** PAGE EXCERPT follows **

This blog has not been dead for the last two month – but it actually looked that way.
A worried e-mail from a business friend who asked if I was still alive – even if she used different word – brought that to my attention.
Why it is an unfortunate idea to re-edit and re-publish word press posts
Edits in a WordPress-powered and -hosted website are invisible to the casual eye. They do not show up on top of the article list. Actually they neither show up on top in the web UI nor does the RSS feed include an update notice. And – at least with the theme I use – the edit date is almost invisible in both cases. Plus it does not make sense to edit the publication date because that would violate the w3c rule on cool URLs since the publish date is part of the article’s URL.
What’s the problem anyway?
What I did was publishing some partial information (among other things because of early feedback, to ingrain a ship-it mentality in myself and to have option to fail early) and then adding to it periodically. As a way of content creation this might work, but it is not the way people seem to expect a blog to work.

** End of PAGE EXCERPT **
** PROVIDED MATERIAL follows **

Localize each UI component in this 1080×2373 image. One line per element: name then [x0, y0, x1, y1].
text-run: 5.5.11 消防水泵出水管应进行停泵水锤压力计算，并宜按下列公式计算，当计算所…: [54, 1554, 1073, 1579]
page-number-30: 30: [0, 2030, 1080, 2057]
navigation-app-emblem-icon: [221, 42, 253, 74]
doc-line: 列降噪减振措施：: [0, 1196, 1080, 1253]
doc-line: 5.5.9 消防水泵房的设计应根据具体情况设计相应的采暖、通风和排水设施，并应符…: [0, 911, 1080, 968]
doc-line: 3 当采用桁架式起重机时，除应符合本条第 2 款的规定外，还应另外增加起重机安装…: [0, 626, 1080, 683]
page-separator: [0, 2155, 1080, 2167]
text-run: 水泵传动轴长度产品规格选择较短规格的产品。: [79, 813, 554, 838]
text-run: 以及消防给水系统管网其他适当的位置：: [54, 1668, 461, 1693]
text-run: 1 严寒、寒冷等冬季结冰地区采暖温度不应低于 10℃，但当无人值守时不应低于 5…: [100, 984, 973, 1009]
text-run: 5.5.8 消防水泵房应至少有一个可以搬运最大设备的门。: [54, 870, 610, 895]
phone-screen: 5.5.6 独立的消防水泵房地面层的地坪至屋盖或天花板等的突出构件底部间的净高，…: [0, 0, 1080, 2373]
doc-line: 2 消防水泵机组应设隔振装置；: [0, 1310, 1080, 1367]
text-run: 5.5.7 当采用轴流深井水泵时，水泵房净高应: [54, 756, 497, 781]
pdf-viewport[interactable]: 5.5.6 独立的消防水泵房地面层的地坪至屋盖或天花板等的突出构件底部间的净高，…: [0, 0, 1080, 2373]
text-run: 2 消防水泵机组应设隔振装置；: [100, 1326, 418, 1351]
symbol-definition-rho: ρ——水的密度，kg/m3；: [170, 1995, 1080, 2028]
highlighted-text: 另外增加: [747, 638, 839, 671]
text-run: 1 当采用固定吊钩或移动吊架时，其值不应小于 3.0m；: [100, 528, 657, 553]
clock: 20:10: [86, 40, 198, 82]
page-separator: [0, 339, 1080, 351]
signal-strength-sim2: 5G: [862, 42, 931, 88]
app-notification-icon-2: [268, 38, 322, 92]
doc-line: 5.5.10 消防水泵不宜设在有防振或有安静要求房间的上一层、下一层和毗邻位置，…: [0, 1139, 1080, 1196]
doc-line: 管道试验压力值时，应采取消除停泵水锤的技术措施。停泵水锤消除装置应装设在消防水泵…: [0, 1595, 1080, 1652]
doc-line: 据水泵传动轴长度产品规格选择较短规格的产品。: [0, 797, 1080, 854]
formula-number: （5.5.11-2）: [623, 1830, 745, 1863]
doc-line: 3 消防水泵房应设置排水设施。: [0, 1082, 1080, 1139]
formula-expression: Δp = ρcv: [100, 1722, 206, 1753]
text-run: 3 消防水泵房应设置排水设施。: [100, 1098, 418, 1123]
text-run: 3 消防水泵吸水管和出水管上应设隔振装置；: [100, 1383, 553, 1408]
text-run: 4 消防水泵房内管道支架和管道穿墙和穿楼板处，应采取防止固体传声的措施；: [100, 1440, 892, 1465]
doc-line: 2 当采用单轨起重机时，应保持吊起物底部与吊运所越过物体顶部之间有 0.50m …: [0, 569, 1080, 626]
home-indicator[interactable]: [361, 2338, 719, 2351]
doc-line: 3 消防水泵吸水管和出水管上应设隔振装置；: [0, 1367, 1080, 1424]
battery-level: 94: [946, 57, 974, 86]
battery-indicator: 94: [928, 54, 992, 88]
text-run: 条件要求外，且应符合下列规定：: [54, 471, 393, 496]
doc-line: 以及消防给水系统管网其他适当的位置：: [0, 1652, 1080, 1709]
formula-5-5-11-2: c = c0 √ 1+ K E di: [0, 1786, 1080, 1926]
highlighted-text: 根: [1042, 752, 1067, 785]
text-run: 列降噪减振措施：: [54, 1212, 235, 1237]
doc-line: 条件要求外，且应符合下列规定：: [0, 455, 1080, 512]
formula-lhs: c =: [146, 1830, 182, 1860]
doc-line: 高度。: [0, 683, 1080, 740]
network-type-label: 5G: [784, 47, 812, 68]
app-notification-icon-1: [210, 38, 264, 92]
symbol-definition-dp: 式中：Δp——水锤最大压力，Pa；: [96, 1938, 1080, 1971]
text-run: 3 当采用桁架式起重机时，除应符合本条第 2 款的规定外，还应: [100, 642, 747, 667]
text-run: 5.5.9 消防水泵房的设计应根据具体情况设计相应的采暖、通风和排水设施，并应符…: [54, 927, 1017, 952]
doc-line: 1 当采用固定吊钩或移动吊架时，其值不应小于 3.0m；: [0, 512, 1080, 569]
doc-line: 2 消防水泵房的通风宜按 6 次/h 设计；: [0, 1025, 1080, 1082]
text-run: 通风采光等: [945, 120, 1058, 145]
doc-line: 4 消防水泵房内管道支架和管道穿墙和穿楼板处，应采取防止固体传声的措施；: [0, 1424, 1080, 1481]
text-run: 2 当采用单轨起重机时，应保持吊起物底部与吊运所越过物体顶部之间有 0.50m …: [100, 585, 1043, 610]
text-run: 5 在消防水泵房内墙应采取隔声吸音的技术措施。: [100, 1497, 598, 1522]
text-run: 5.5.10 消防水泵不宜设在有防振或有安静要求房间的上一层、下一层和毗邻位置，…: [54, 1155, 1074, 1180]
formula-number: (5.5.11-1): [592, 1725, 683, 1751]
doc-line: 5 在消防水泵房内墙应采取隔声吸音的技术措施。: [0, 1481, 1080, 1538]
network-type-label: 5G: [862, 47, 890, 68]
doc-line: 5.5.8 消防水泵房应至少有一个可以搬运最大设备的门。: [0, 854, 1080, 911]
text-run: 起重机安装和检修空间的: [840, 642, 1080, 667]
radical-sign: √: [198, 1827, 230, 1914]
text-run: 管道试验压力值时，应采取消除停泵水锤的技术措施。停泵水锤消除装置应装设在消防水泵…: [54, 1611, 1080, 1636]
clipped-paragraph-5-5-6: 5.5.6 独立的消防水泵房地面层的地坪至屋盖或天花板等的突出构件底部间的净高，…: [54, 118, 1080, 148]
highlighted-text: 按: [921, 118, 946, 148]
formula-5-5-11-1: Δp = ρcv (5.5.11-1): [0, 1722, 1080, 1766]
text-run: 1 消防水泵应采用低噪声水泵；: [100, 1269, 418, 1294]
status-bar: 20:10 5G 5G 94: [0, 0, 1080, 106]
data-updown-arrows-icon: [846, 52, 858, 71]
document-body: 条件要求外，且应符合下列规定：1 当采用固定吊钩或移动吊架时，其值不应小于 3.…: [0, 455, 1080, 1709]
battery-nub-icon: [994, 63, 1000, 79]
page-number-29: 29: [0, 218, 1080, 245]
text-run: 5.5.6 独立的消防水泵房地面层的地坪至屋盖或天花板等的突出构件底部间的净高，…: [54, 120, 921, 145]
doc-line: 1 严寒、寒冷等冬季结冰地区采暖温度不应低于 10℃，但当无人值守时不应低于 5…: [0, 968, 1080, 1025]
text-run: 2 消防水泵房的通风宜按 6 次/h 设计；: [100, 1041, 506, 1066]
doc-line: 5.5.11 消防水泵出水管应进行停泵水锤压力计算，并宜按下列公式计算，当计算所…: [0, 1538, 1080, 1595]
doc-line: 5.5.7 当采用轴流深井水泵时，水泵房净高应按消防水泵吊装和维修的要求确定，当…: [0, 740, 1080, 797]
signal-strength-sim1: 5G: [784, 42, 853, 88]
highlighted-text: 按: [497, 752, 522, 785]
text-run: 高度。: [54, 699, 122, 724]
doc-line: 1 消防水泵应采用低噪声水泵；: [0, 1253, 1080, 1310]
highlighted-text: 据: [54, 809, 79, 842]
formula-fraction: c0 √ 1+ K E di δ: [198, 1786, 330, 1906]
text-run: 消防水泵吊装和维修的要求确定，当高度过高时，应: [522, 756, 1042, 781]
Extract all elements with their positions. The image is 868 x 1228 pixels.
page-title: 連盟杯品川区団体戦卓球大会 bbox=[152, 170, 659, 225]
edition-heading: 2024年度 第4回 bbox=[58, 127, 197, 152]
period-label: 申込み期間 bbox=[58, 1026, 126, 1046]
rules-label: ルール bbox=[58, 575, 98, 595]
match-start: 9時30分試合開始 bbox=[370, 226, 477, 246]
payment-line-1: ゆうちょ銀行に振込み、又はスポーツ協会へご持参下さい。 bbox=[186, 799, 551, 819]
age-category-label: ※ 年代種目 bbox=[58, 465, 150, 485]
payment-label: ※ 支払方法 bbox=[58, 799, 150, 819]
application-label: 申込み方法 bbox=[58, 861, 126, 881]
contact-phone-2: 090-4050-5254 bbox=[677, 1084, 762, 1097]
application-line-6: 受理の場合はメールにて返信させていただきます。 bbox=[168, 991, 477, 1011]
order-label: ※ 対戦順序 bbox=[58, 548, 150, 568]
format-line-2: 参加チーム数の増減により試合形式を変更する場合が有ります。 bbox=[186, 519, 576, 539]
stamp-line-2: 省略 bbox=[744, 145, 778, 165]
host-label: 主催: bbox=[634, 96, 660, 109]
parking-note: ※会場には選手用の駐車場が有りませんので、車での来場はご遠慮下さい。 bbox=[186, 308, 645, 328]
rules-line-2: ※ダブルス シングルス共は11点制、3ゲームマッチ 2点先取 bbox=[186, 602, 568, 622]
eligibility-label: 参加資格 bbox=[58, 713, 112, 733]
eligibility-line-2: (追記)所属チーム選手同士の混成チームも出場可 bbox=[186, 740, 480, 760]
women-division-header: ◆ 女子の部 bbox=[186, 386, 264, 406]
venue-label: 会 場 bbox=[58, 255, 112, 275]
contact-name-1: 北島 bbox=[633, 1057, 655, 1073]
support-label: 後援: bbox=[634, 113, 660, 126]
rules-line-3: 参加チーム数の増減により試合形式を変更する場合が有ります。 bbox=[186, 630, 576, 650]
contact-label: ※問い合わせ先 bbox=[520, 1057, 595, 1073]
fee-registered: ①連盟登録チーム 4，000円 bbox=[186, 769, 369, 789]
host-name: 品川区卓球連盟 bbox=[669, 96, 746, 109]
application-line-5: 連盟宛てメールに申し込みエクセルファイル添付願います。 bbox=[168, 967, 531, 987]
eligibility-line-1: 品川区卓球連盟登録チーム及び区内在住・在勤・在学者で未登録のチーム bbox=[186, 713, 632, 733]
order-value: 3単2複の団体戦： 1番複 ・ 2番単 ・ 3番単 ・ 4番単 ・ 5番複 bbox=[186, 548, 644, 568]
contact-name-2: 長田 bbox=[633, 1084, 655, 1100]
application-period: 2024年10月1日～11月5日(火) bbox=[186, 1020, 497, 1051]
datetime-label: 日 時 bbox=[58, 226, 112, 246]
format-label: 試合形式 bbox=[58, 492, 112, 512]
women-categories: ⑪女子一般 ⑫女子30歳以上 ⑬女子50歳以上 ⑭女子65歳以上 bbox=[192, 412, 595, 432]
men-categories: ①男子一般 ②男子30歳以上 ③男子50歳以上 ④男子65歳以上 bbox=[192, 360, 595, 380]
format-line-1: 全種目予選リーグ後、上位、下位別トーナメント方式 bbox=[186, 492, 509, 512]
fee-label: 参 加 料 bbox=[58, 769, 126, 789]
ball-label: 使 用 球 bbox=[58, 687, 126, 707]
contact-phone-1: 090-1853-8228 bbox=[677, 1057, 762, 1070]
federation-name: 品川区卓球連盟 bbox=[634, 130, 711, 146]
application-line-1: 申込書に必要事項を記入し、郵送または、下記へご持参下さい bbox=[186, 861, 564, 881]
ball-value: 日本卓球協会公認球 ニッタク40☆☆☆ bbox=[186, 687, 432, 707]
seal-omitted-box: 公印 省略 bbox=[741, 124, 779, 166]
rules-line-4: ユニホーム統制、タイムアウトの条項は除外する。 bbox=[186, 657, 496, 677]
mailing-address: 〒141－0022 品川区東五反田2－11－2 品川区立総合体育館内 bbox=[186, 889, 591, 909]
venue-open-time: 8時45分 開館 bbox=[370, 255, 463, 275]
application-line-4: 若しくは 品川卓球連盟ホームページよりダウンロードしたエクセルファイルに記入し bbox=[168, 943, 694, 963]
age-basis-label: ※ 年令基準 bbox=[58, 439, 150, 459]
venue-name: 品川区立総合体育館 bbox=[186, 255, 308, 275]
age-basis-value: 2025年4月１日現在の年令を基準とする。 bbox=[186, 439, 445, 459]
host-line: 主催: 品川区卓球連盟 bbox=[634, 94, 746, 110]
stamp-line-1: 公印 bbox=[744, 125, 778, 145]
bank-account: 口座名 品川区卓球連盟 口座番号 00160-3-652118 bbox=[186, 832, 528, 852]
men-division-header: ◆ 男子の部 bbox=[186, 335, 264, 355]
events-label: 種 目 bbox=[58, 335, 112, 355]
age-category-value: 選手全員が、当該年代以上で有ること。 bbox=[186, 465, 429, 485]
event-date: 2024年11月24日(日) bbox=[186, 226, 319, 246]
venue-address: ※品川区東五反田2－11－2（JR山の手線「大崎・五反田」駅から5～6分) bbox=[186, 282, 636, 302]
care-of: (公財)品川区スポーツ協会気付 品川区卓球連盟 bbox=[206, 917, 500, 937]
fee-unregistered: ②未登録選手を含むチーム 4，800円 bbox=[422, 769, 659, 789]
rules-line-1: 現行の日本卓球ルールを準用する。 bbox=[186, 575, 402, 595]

** End of PROVIDED MATERIAL **

PROMPT
Write the next part of the blog post on re-editing and re-publishing WordPress posts, picking up after its last sentence.

TASK RESULT
How I plan to handle changing content in WordPress blog posts and pages from now on
Two options came to my mind and I intend to realize them both. Blogging about changes to other entries and preferring pages over blog entries for editorial content.
Blogging about changes – especially when a link to the updated entry is included – allows interested parties to keep up to date (even when they are following the content via RSS) And the partial shift of editorial content from the blog-stream to WordPress pages frees the blog-stream mentally from the burden to contain only “important” articles.